Copy every line of the records below that holds the word "Model".

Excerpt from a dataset
----

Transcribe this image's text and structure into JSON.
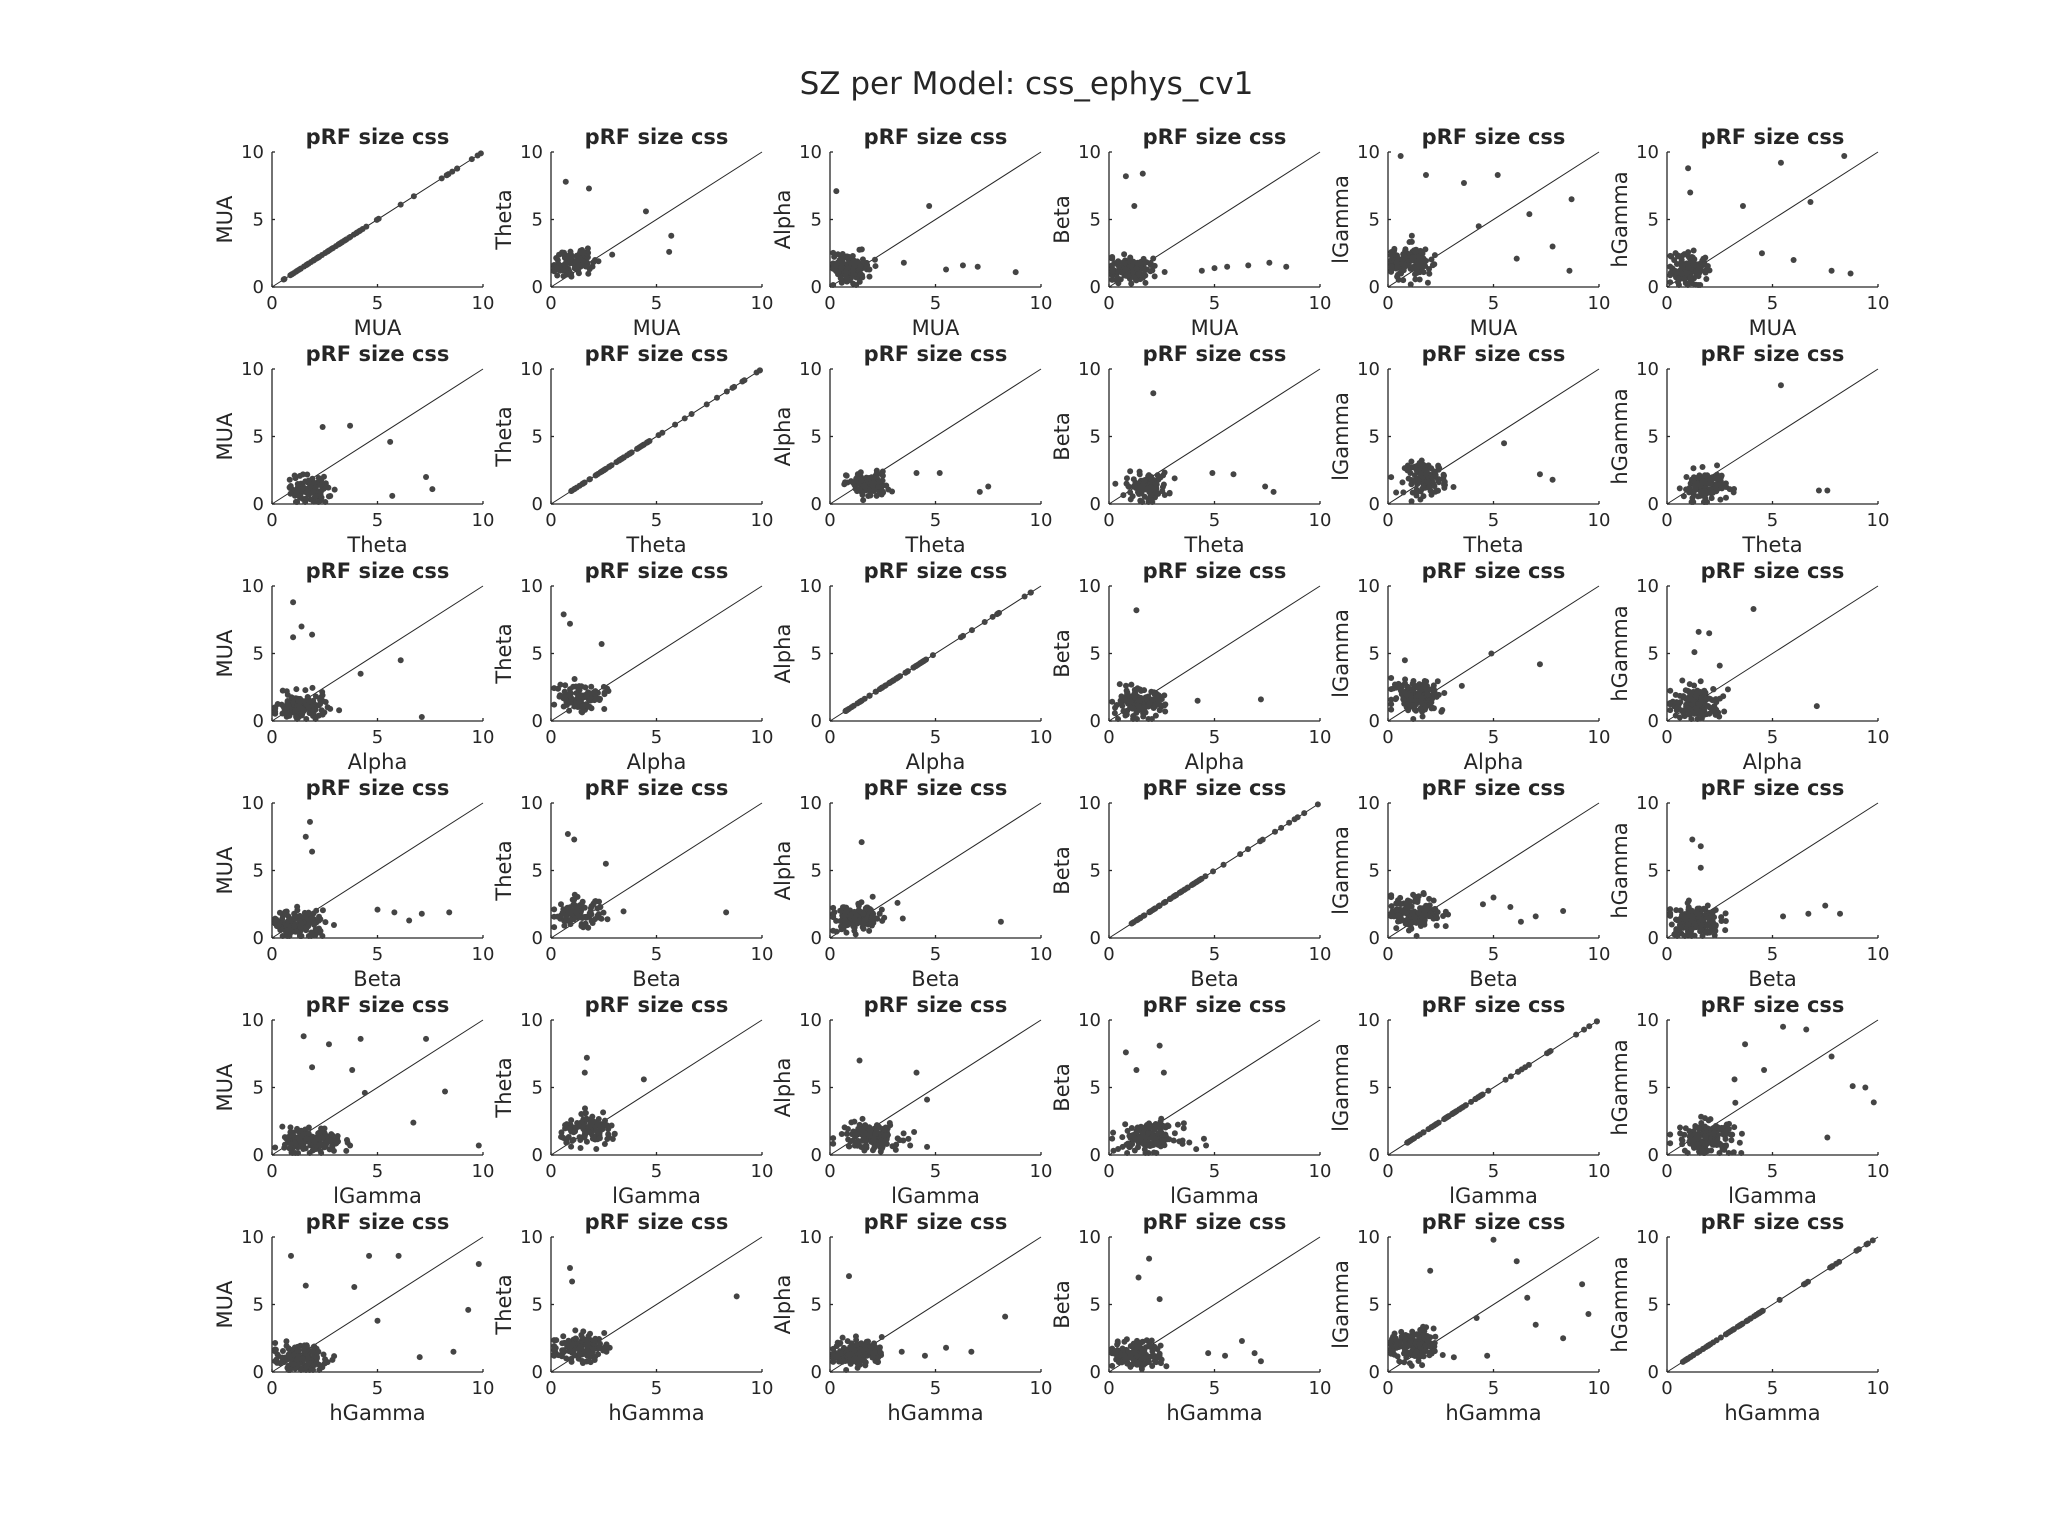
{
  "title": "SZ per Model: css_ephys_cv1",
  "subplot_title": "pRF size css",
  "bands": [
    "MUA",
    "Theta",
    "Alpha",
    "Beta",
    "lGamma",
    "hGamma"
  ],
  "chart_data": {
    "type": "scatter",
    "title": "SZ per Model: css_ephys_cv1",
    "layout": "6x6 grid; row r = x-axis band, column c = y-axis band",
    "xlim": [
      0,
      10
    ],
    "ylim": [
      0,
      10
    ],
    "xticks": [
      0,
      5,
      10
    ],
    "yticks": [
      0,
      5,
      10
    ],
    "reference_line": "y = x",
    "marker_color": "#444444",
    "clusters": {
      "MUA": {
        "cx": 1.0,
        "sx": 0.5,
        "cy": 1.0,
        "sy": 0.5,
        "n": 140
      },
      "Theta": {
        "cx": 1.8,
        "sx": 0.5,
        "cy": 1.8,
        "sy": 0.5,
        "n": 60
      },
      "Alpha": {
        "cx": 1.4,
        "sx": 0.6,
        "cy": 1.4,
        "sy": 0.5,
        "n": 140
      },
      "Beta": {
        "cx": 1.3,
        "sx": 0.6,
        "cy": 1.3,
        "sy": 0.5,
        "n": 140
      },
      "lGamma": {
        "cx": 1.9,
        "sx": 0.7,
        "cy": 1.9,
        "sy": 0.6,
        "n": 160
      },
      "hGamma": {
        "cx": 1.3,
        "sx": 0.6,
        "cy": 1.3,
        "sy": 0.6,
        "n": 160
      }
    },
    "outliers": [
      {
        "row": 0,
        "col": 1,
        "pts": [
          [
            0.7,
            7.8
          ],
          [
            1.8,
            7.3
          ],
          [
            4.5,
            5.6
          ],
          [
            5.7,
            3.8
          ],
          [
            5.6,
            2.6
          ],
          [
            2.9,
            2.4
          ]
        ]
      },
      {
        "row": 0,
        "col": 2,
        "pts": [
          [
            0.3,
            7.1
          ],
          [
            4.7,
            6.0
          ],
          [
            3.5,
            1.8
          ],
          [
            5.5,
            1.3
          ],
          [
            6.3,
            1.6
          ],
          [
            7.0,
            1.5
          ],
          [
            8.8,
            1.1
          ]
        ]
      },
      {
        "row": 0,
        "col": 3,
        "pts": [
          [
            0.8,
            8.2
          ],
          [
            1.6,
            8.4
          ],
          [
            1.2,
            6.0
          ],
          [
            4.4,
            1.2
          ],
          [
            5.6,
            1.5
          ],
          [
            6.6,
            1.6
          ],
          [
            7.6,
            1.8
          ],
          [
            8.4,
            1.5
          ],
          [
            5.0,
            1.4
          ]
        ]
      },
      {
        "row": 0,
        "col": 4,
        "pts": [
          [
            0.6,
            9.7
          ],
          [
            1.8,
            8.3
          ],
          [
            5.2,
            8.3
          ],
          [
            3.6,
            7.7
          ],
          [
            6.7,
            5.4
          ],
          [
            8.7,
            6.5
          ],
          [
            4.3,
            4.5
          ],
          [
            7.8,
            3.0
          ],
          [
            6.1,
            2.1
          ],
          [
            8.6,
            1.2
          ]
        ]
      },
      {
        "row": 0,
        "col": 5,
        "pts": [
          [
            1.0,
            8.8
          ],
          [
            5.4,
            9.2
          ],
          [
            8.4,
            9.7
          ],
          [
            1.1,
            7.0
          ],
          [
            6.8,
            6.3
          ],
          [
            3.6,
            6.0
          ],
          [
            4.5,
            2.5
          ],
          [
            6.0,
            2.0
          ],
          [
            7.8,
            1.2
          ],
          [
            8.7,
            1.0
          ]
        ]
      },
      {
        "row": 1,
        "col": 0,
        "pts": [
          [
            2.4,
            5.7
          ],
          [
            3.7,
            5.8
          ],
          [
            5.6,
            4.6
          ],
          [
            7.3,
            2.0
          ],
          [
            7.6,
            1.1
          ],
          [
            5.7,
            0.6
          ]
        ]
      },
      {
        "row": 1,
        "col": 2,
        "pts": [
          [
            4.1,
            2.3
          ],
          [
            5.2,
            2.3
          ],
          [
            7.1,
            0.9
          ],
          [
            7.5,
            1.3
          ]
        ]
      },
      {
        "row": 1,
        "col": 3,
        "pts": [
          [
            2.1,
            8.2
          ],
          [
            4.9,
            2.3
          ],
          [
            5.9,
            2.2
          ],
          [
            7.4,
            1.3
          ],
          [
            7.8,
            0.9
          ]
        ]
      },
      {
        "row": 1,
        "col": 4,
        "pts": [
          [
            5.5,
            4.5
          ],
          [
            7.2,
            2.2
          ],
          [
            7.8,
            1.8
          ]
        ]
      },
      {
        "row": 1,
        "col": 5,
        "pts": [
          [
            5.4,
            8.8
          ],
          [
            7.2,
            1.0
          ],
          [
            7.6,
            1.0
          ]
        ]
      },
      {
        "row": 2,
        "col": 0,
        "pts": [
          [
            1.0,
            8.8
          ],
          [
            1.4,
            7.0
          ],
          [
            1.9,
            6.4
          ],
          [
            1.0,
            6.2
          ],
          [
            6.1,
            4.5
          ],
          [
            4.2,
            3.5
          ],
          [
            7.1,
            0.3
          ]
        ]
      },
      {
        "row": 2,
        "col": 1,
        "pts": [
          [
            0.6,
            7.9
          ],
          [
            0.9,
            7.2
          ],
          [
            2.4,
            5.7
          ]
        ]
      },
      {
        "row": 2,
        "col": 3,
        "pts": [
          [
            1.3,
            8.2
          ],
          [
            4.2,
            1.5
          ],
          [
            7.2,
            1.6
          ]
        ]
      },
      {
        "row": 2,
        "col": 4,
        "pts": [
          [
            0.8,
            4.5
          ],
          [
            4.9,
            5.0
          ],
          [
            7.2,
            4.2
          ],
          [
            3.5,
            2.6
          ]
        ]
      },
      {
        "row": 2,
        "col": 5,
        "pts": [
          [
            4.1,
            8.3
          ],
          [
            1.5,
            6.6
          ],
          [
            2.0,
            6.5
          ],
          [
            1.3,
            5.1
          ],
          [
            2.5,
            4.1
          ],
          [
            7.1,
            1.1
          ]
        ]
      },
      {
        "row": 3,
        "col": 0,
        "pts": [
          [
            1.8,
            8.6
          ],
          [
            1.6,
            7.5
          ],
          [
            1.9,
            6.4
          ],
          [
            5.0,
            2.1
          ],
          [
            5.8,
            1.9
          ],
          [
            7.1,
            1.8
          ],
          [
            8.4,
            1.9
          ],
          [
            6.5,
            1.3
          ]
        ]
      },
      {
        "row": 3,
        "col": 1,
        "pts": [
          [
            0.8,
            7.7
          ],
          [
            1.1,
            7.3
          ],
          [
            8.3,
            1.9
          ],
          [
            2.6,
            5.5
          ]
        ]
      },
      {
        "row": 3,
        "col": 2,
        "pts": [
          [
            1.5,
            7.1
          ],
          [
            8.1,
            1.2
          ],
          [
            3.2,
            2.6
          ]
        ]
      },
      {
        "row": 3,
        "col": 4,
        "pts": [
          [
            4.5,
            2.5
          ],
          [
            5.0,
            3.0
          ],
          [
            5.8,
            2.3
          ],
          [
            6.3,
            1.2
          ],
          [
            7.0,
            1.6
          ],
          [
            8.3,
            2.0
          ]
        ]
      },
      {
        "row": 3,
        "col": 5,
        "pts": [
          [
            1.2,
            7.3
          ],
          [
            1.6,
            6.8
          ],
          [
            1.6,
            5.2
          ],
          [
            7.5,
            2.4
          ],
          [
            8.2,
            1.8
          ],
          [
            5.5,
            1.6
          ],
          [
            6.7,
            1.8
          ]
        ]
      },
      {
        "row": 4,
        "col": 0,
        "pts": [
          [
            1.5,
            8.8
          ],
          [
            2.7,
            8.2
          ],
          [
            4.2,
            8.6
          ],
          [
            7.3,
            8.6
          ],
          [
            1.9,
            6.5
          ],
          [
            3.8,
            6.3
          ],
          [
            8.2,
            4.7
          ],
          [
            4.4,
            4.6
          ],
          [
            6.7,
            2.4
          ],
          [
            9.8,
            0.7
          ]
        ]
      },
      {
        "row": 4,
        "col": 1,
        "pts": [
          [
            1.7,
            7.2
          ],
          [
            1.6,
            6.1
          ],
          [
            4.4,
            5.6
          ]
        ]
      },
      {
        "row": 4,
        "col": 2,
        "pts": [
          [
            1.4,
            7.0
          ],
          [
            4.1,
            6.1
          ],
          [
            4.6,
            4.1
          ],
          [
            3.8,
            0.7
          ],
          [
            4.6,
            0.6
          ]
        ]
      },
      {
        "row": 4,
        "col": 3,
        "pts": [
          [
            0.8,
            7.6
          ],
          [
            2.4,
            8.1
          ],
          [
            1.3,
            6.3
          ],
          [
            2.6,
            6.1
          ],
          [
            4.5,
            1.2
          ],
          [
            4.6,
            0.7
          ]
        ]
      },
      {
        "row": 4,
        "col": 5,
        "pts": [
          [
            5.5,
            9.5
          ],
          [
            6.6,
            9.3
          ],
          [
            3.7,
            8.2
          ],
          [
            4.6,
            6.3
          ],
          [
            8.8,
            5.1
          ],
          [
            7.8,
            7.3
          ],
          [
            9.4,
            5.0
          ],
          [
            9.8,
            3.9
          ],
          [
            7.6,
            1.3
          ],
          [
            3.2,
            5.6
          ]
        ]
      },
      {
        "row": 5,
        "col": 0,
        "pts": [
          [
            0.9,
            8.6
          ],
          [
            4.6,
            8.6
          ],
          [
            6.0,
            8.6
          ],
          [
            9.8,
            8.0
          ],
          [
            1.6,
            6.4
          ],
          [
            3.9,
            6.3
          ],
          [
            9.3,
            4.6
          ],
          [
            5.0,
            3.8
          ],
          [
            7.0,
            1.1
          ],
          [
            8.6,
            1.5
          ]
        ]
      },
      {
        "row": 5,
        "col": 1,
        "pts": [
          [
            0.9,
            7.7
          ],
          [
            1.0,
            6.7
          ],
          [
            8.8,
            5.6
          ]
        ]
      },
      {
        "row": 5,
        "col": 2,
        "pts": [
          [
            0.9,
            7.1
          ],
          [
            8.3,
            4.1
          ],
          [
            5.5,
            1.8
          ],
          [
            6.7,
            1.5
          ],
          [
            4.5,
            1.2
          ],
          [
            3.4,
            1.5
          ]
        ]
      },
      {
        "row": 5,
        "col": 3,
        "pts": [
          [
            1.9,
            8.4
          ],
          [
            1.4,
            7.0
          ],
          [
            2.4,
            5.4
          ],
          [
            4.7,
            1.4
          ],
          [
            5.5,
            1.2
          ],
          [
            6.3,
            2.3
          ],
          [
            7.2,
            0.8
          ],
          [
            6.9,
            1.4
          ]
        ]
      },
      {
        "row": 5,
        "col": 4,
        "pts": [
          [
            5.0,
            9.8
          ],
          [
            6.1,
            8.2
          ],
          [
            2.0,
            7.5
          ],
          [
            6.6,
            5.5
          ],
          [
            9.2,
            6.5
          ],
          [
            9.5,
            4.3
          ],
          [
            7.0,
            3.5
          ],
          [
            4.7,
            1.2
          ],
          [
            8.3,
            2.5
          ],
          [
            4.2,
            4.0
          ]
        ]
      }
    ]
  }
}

----

## WRITTEN REPLY
  "title": "SZ per Model: css_ephys_cv1",
    "title": "SZ per Model: css_ephys_cv1",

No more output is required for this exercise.